Find each line holding the word "задернованности" and give the total alone.

### Exercise data
+===+
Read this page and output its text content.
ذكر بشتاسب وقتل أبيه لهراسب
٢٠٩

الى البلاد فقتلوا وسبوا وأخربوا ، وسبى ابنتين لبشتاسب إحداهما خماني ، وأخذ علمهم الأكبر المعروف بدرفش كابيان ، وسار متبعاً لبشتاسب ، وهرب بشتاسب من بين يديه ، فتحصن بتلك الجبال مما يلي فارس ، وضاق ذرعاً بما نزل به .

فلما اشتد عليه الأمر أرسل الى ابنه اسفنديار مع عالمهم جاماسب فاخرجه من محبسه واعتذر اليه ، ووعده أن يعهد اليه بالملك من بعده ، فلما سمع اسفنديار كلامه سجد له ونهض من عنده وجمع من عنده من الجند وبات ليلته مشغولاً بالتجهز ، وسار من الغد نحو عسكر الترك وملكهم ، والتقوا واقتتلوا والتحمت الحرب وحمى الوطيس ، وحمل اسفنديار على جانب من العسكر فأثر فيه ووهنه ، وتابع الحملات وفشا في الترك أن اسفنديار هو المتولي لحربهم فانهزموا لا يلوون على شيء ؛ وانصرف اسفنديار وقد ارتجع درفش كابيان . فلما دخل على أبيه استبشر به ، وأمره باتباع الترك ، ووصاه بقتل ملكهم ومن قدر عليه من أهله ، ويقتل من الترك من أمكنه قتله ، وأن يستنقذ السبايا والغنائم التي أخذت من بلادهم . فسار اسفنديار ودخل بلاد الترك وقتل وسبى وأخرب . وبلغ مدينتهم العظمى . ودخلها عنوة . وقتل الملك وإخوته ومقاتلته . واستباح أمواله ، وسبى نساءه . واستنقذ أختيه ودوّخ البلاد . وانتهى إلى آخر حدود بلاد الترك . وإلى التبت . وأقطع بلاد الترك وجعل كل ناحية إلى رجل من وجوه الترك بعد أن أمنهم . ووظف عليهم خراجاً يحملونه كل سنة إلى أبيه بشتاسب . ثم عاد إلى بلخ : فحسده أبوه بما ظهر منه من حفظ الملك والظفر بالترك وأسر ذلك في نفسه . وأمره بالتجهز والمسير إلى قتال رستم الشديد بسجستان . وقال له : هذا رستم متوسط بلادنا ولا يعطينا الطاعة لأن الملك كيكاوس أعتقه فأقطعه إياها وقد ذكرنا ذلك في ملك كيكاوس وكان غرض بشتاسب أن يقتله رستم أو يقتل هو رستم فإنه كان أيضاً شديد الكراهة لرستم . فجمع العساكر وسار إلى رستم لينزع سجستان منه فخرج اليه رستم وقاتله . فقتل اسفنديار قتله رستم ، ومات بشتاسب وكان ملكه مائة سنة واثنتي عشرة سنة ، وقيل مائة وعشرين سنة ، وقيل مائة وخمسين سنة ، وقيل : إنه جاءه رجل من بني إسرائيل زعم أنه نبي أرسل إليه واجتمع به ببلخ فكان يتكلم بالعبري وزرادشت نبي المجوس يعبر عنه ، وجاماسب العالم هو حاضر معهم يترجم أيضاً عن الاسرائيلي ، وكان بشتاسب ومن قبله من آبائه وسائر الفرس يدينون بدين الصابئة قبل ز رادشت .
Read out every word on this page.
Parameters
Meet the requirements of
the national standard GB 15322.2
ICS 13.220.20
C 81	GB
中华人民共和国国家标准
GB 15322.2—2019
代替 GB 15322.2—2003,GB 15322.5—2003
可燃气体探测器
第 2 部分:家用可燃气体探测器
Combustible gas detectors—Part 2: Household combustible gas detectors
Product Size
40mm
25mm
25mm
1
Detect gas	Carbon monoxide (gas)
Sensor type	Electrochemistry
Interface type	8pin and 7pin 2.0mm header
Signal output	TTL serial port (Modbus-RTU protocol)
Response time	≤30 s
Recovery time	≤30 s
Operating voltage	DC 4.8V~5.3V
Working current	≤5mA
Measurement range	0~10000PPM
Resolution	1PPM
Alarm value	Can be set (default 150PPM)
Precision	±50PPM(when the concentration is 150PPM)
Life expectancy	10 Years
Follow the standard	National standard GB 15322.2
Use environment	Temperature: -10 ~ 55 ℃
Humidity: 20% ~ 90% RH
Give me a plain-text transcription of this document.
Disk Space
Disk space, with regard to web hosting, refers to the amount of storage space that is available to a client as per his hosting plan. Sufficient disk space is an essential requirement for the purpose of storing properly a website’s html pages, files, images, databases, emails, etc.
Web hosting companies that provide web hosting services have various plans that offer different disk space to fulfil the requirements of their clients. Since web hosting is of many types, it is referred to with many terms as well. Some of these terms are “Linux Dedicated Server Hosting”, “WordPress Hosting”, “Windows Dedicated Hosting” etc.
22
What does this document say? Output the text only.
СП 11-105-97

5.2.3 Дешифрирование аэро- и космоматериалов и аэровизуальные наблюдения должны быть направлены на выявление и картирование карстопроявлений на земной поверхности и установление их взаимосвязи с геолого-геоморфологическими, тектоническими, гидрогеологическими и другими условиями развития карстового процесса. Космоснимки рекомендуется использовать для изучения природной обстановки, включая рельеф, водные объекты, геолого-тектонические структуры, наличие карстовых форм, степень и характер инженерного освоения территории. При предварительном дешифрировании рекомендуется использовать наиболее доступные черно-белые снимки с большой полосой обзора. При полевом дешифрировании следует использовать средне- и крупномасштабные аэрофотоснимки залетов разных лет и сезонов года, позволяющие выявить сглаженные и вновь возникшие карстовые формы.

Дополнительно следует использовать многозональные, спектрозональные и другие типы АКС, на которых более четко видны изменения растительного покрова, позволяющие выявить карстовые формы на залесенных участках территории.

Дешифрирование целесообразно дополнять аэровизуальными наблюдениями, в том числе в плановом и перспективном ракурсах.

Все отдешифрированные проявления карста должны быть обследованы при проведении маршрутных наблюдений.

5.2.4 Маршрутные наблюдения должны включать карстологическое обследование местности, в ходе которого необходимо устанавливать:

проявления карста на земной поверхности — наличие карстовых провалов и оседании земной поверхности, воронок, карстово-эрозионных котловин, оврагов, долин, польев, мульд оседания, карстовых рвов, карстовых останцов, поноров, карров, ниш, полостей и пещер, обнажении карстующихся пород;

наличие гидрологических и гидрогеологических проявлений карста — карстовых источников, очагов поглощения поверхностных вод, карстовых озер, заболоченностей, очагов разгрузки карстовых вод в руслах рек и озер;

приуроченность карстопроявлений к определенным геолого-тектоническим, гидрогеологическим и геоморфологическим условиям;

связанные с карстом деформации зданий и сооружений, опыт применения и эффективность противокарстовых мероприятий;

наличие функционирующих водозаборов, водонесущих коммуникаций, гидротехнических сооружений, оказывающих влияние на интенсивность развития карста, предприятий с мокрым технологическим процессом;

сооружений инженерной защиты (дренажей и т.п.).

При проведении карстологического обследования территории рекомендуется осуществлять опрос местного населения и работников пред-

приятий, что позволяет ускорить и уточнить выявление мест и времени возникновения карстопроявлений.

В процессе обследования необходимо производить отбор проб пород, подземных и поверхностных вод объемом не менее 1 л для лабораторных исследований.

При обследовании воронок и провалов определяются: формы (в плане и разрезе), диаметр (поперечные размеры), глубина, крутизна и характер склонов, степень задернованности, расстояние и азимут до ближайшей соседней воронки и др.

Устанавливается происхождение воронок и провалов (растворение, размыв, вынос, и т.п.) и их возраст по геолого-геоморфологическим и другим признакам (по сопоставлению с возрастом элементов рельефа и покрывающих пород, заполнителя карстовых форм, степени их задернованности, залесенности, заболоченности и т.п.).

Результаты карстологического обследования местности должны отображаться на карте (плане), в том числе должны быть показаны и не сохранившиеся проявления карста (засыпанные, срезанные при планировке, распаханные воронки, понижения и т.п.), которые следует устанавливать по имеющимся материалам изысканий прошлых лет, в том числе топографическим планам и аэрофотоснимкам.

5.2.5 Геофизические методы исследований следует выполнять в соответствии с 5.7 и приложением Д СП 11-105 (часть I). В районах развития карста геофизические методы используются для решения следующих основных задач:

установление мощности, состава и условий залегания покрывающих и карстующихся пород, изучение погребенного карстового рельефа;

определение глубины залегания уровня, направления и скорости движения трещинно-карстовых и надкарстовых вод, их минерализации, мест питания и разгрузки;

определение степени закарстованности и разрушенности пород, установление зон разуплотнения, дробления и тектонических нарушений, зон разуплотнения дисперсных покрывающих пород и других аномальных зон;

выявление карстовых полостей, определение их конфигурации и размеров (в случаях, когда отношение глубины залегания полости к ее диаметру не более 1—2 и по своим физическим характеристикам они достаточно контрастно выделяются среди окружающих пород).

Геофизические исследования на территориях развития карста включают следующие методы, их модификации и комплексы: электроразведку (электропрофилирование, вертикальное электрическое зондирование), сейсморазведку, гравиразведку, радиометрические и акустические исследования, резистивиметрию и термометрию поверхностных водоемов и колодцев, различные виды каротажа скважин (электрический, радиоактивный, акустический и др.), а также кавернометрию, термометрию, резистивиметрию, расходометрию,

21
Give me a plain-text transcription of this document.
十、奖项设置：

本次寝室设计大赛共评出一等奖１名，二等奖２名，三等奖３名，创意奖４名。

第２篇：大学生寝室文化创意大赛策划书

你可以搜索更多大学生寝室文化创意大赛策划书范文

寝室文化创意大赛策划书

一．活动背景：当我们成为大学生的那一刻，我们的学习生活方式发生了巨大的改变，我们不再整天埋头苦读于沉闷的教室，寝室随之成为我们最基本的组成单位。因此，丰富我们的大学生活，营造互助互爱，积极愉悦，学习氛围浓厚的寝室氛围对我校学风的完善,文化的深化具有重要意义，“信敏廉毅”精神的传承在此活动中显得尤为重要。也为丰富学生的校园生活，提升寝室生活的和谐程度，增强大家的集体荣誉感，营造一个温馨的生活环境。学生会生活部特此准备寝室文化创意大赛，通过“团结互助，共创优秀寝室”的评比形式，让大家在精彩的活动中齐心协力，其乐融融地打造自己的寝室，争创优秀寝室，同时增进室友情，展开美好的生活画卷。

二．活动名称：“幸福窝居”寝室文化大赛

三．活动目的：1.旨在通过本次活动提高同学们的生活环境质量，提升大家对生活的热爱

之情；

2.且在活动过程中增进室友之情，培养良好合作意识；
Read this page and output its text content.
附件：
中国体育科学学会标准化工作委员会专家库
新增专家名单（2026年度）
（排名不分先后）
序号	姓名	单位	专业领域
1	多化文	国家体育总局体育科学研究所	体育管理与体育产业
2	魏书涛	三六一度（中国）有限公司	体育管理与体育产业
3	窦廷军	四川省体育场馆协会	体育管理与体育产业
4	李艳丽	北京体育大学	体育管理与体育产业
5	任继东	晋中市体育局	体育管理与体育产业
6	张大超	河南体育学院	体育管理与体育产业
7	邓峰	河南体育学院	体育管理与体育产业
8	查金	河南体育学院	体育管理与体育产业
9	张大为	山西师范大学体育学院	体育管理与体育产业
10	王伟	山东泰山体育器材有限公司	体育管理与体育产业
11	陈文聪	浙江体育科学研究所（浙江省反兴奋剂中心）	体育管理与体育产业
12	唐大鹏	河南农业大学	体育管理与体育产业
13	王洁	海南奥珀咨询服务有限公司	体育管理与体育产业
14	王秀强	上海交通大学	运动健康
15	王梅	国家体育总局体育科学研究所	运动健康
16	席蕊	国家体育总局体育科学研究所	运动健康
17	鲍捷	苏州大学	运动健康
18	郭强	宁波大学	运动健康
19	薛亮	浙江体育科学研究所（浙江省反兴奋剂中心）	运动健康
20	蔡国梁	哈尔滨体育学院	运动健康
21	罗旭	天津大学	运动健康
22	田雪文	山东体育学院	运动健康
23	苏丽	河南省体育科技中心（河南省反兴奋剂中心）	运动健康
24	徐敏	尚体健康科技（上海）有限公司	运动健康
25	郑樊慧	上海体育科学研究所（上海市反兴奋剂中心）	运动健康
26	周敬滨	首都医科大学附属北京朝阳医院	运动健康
+===+
### In response
2